Selon l’article 1367, la signature nécessaire à la perfection d’un acte juridique identifie son auteur. Elle manifeste le consentement des parties aux obligations qui découlent de cet acte (…).
Lorsqu’elle est électronique, elle consiste en l’usage d’un procédé fiable d’identification garantissant son lien avec l’acte auquel elle s’attache. La fiabilité de ce procédé est présumée, jusqu’à preuve contraire, lorsque la signature électronique est créée, l’identité du signataire assurée et l’intégrité de l’acte garantie dans des conditions fixées par décret en Conseil d’Etat.
Aux termes de l’article 1er du décret n°2017-1416 du 28 septembre 2017, la fiabilité d’un procédé de signature électronique est présumée jusqu’à preuve contraire lorsque ce procédé met en oeuvre une signature électronique qualifiée.
Est une signature électronique qualifiée une signature électronique avancée, conforme à l’article 26 du règlement (UE) n°910/2014 du 23 juillet 2014,et créée à l’aide d’un dispositif de création de signature électronique qualifié répondant aux exigences de l’article 29 dudit règlement, qui repose sur un certificat qualifié de signature électronique répondant aux exigences de l’article 28 de ce règlement.
La SA Floa produit une offre de contrat de crédit renouvelable qu’elle a émise le 15 février 2019 au nom de Mme [F] [N] [L] née le [Date naissance 2] 1958 à [Localité 7], dont l’adresse est [Adresse 4], crédit d’un montant maximum autorisé de 6 000 euros. Le document mentionne en dernière page : ‘contrat signé électroniquement’. Il porte un n° de dossier : 1055877.
La SA Floa, pour prouver la signature électronique de Mme [L], présente un ‘fichier de preuve’ établi par la société DocuSign, prestataire de service de certification électronique.
Aux termes de ce document, ce fichier de preuve permet d’attester de la signature électronique du document par le signataire désigné ci-après : ‘[N] [F] ([Courriel 8] a signé le 15 février 2019 10:35:12 CET – référence de la transaction associée 2FNETHE0-SERVID01– -20190215103327-CQP3MVV2WJREQ202″
Il est notamment relaté que le signataire s’est authentifié sur la page de consentement en saisissant le code qui lui a été transmis automatiquement par le service Protect&Sign par SMS au numéro de téléphone [XXXXXXXX01] et que le service a vérifié l’égalité entre le code saisi par l’utilisateur et le code transmis.
Par ailleurs, figure en dernière page du fichier de preuve le numéro de dossier du contrat de prêt : 1055877, permettant ainsi de rattacher le contrat au fichier de preuve.

## CONSIGNE 1
Répondez à ces questions sur l'extrait consacré à la signature électronique :
(a) Selon l'article 1367, que manifeste la signature ?
(b) Quel est le montant maximum autorisé du crédit renouvelable offert par la SA Floa ?
(c) Quelle société a établi le fichier de preuve ?
## CONSIGNE 2
Prolongez l'extrait sur la signature électronique à partir de sa dernière phrase.
Les données n'ont aucun lien avec l'extrait.

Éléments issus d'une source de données

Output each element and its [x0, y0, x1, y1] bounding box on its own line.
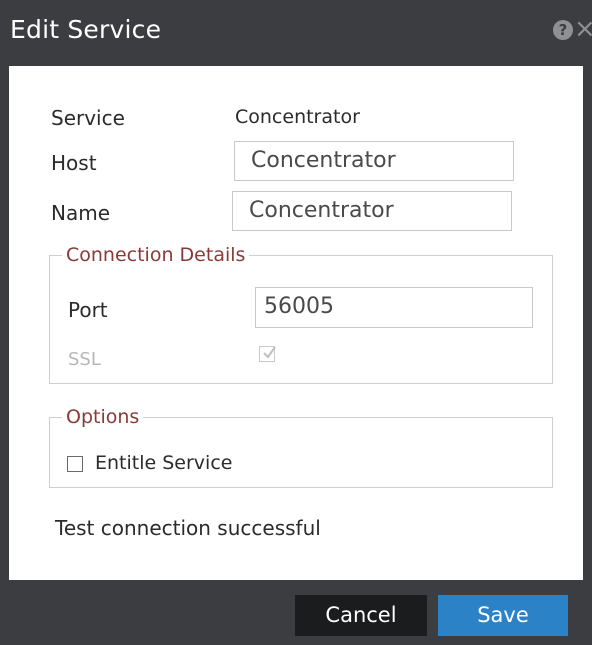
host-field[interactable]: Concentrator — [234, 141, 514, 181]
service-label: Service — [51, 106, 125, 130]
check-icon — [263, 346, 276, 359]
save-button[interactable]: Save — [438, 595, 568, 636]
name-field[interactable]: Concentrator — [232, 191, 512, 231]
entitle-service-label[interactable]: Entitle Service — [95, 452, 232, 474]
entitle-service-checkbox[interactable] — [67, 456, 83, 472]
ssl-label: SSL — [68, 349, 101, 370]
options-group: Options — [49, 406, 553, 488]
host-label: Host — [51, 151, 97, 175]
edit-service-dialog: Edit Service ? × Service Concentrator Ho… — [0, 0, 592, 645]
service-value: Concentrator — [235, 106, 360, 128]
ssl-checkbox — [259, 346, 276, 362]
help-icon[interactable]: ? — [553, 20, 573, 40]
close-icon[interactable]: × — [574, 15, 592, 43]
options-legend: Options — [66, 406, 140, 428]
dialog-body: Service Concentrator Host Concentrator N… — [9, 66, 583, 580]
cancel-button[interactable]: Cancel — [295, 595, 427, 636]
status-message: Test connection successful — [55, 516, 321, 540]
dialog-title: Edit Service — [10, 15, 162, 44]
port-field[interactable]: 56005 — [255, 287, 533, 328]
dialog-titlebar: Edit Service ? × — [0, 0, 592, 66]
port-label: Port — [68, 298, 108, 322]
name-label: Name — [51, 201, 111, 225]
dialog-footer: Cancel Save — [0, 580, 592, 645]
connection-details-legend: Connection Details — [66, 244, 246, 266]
* * *
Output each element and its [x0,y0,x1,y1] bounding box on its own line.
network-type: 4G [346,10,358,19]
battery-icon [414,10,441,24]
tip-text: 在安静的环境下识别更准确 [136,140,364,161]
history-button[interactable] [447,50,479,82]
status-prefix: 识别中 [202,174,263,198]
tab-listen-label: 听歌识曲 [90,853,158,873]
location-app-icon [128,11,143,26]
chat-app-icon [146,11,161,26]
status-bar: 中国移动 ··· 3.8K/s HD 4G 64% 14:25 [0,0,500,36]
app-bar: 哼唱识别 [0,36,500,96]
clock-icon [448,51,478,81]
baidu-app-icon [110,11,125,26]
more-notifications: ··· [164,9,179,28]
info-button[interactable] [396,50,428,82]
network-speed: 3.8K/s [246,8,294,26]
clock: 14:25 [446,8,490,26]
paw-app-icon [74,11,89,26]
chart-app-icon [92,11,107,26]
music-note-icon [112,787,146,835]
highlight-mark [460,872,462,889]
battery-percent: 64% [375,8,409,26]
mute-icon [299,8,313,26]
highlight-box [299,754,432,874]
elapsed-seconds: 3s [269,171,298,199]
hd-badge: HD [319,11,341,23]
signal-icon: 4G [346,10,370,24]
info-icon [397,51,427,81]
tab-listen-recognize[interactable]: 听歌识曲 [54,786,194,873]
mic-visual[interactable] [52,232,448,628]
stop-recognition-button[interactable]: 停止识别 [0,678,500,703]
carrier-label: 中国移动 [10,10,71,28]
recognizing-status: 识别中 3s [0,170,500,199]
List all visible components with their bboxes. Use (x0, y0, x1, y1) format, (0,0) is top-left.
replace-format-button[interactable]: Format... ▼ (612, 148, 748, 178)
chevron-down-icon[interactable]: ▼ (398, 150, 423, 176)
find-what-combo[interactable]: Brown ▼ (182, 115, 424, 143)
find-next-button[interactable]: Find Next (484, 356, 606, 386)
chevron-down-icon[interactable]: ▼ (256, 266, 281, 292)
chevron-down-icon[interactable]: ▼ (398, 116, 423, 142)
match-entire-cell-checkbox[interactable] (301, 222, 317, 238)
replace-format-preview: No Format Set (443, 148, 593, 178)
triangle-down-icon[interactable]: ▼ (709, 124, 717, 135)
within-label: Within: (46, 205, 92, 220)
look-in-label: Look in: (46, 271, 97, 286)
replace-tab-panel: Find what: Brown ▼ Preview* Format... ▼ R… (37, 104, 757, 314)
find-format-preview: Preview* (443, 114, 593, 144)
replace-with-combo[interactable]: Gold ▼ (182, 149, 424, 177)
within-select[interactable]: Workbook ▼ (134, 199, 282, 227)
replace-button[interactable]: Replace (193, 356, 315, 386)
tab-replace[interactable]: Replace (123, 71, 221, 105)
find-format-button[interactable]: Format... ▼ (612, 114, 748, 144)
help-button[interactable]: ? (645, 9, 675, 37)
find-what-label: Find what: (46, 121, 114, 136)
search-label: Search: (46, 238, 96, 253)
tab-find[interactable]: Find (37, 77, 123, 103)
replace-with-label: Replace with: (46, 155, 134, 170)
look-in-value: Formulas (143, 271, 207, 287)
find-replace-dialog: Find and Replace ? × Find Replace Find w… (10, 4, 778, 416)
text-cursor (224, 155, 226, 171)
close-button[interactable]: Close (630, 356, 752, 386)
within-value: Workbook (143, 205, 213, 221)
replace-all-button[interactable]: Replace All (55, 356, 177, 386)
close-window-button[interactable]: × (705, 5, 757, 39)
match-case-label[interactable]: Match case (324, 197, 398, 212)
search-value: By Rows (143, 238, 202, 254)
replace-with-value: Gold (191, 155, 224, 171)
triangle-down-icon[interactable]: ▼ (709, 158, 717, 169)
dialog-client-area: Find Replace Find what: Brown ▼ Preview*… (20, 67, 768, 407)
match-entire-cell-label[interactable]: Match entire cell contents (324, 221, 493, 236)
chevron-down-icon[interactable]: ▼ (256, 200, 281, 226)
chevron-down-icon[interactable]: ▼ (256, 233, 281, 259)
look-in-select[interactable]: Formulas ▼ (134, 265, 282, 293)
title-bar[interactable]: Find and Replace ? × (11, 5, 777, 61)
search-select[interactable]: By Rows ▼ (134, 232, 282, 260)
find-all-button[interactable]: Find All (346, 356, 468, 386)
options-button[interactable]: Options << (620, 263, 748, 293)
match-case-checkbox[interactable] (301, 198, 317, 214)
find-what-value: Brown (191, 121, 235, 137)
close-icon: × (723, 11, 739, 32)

## RÉPONSE 1
(a) Le consentement des parties aux obligations qui découlent de l'acte.
(b) 6 000 euros.
(c) La société DocuSign.

## RÉPONSE 2
De surcroît, si la signature électronique n’est pas une signature électronique qualifiée au sens des dispositions précitées, et ne bénéficie donc pas de la présomption de fiabilité, il convient d’observer que la banque produit en outre les documents qui lui ont été remis par le signataire du crédit litigieux, à savoir :
– copie de la carte nationale d’identité au nom de l’intimée,
– bulletin de paye de novembre 2019,
– un relevé d’identité bancaire,
– une facture EDF,
tous ces éléments corroborant l’identité de l’emprunteur et l’adresse de son domicile.
Au moyen de ces éléments de preuves complémentaires, la SA Floa démontre la réalité et la fiabilité de la signature électronique donnée par Mme [L] le 15 février 2019.
Le dépôt de plainte de l’intéressée à l’encontre de son ex-compagnon qui aurait usurpé son identité, résultant d’un courrier au procureur de la République en date du 14 octobre 2021et d’une audition par les services de police du 24 janvier 2022 reprenant les éléments dénoncés dans le courrier adressé au procureur, n’est assorti d’aucun autre élément. Il n’est pas justifié des suites données à cette plainte, outre le fait que Mme [L] fait état d’un autre crédit souscrit le 14 juin 2019 dont les fonds ont été versés sur un compte ouvert auprès de l’établissement Carrefour Banque.
La SA Floa présente par ailleurs les autres pièces suivantes : les documents contractuels établis en février 2019, la preuve de la consultation du FICP, la fiche de dialogue revenus et charges, la fiche d’informations précontractuelles européennes normalisées, la mise en demeure avant déchéance du terme par LRAR du 21 août 2020, et après déchéance du terme par LRAR du 24 novembre 2020, ainsi qu’un historique du compte.
Au vu de ces éléments, la créance s’établit comme suit au 24 novembre 2020 :
– capital restant dû : 6 671,69 euros
– intérêts de retard : 242,62 euros
– assurance : 344,32 euros.
soit une somme de 7 258,63 euros outre les intérêts au taux contractuel de 5,05 % sur la somme de 6 671,69 euros à compter du 24 novembre 2020.
La capitalisation des intérêts générant pour l’emprunteur un surcoût prohibé par les dispositions de l’article L.312-38 du code de la consommation, la demande de la banque à ce titre sera rejetée.
L’indemnité conventionnelle de 8% apparaît manifestement excessive au regard de l’économie globale du contrat et du préjudice effectivement subi par la banque. Elle sera réduite à la somme de 10 euros.
Mme [L] sera condamnée au paiement de ces sommes, le jugement étant infirmé en ce qu’il a débouté la SA Floa de sa demande à ce titre.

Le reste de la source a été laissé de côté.